▸ **GECITEERDE PASSAGE**:

__________________________________________________

En passant met de techneuten uit de groep de enorme waterkrachtcentrale van binnen bekeken. De turbines zijn onwaarschijnlijk groot als je er vlak naast staat. 's Avonds terug in Toronto blijkt dat het daar de hele dag geregend heeft en nu zijn er ook zware onweersbuien. In deze groep blijkt na een dag toch een wat erg assertieve dame te zitten. Ze heeft nog last van werkstress en is soms wat kort door de bocht. 

De volgende ochtend vliegen we in 4 uur naar Calgary, zo'n 2800 kilometer westelijk. Het tijdsverschil is opgelopen tot acht uur. Deze schaats- en koeienstad ligt in de provincie Alberta. Het weer is hier gelukkig veel beter. Vanaf de 16e etage van ons hotel kun je de Canadese Rocky Mountains met hun besneeuwde toppen al prachtig zien liggen. Morgen zullen we daar doorheen rijden.

Vanmiddag en -avond naar de Stampede geweest. Dit is een jaarlijks terugkerende grote rodeoshow. Iedereen gaat mee, maar ter plekke hebben we opgesplitst. Iedereen heeft toch zijn eigen interesses en 'dingen' te doen. Ikzelf heb een hele tijd naar de paarden- en daarna naar de stierenrodeo gekeken. Met m'n neus er natuurlijk weer bovenop. ’s Avonds kijk ik naar de ‘races’ met de door acht paarden getrokken koetsen. Het is allemaal zeer boeiend en fotogeniek.

__________________________________________________

▸ **AANGELEVERD MATERIAAL**:

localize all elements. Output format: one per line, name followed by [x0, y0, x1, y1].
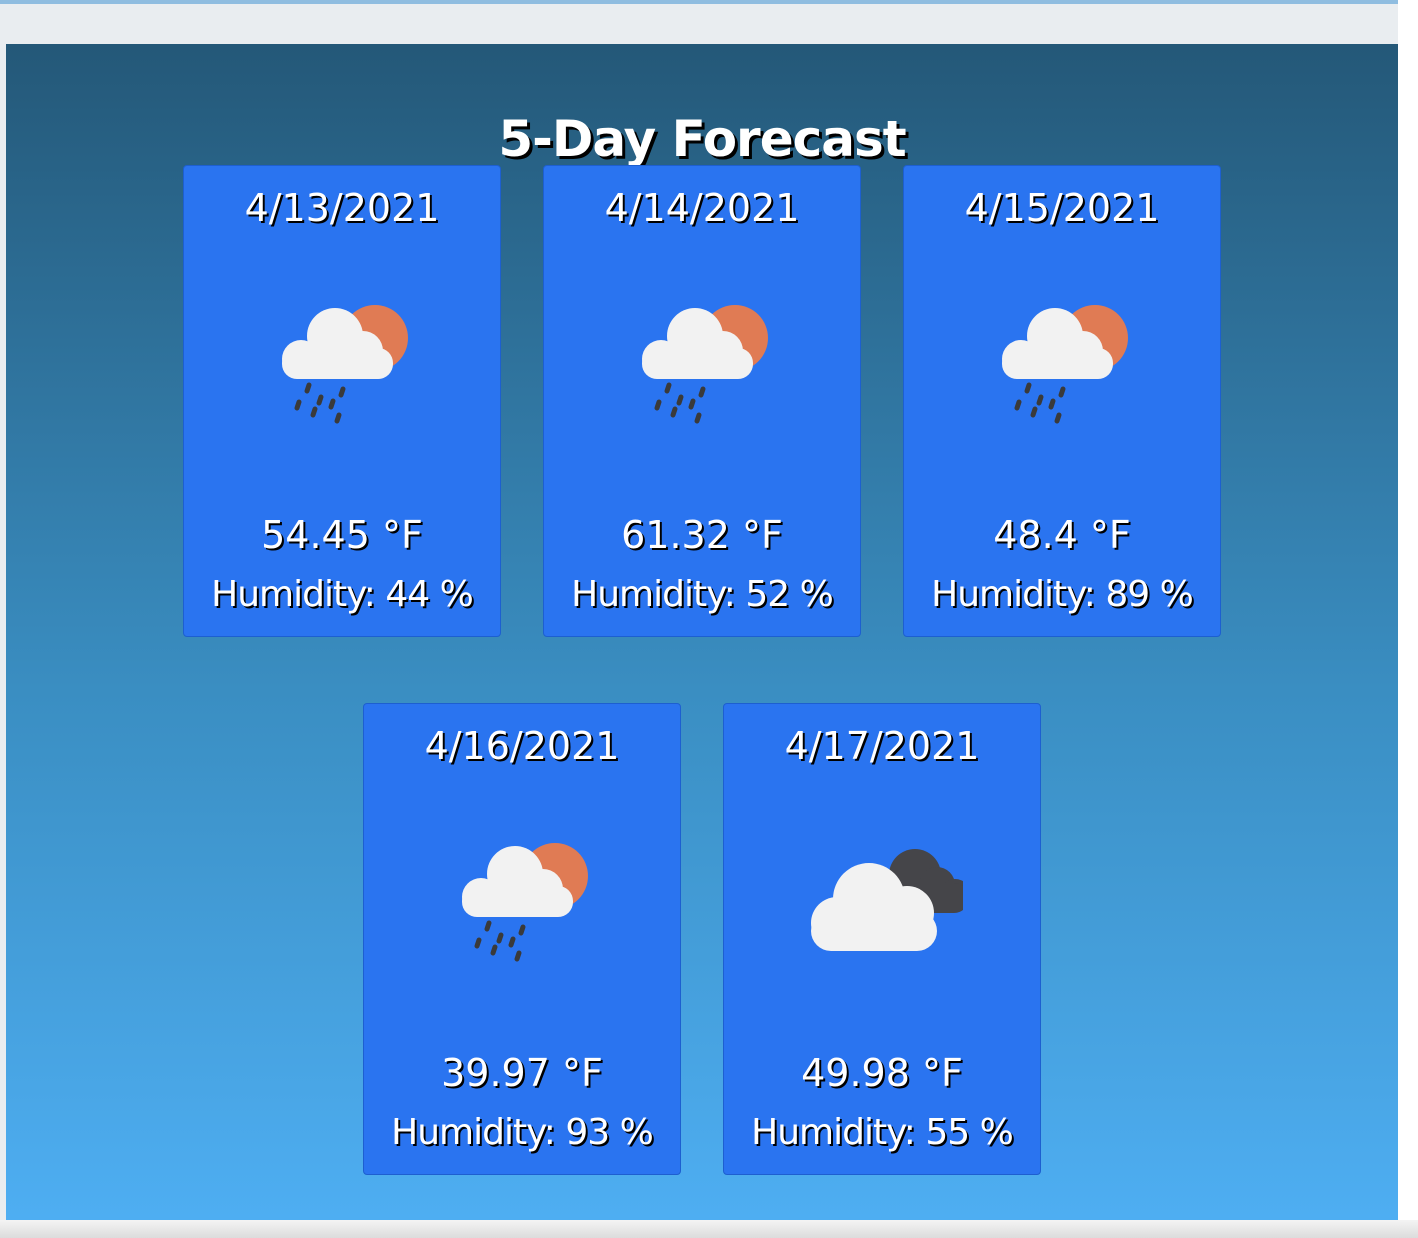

__________________________________________________

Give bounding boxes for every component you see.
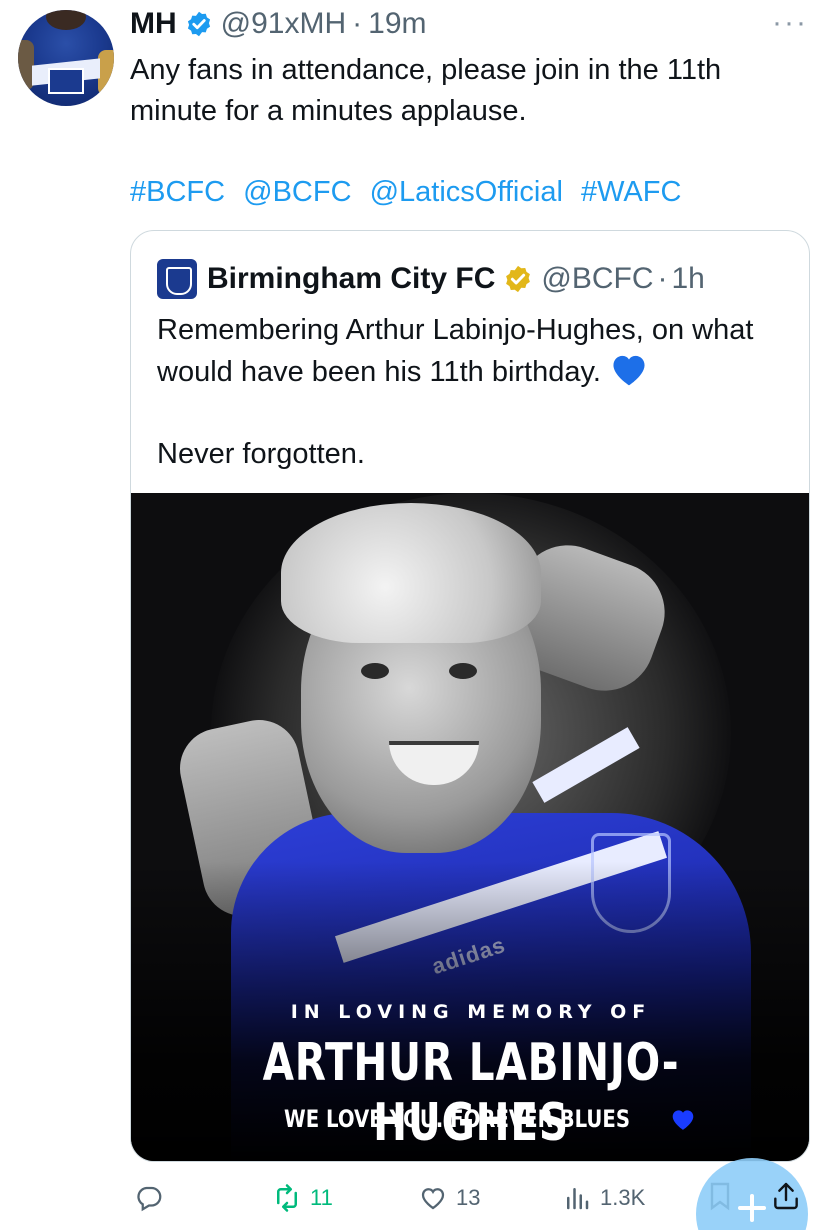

__________________________________________________

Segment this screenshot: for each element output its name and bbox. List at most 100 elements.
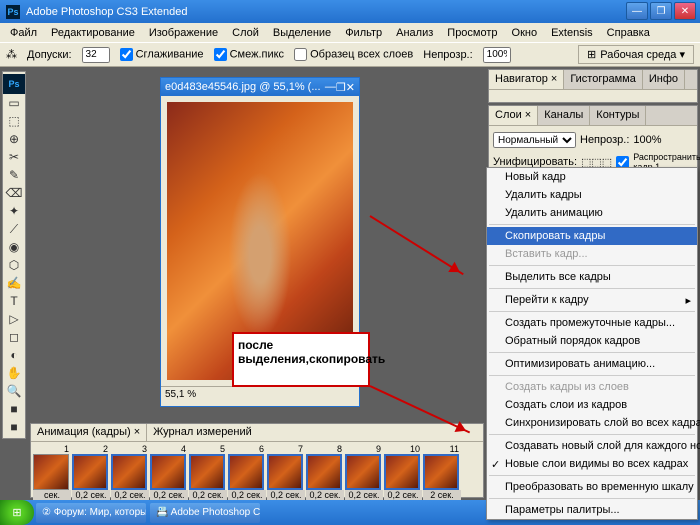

__________________________________________________

▸ **WAT TE DOEN**:
• 1. Kun je het reisverslag letterlijk overnemen van "De volgende ochtend" tot en met "daar doorheen rijden."?
• 2. Hoe vat je het reisverslag samen in twee zinnen?
• 3. Kloppen deze uitspraken volgens het reisverslag? Antwoord per uitspraak met ja of nee en citeer letterlijk de woorden uit het reisverslag die de doorslag geven.
(a) De vlucht naar Calgary duurt vier uur.
(b) In Calgary is het weer slechter dan in Toronto.
(c) Op de Stampede blijft de hele groep bij elkaar.
De gegevens hebben niets met het reisverslag te maken.

▸ **GEGEVEN ANTWOORDEN**:
• 1.
De volgende ochtend vliegen we in 4 uur naar Calgary, zo'n 2800 kilometer westelijk. Het tijdsverschil is opgelopen tot acht uur. Deze schaats- en koeienstad ligt in de provincie Alberta. Het weer is hier gelukkig veel beter. Vanaf de 16e etage van ons hotel kun je de Canadese Rocky Mountains met hun besneeuwde toppen al prachtig zien liggen. Morgen zullen we daar doorheen rijden.

• 2. Na een bezoek aan een enorme waterkrachtcentrale keert de groep terug naar Toronto, waar het de hele dag geregend heeft, en vliegt de volgende ochtend in vier uur naar Calgary in Alberta, waar het weer veel beter is en de besneeuwde Rocky Mountains al vanaf het hotel te zien zijn. Daar gaat de groep naar de Stampede, een jaarlijkse grote rodeoshow met paarden- en stierenrodeo en 's avonds races met door acht paarden getrokken koetsen.

• 3.
(a) Ja: "De volgende ochtend vliegen we in 4 uur naar Calgary"
(b) Nee: "Het weer is hier gelukkig veel beter."
(c) Nee: "maar ter plekke hebben we opgesplitst."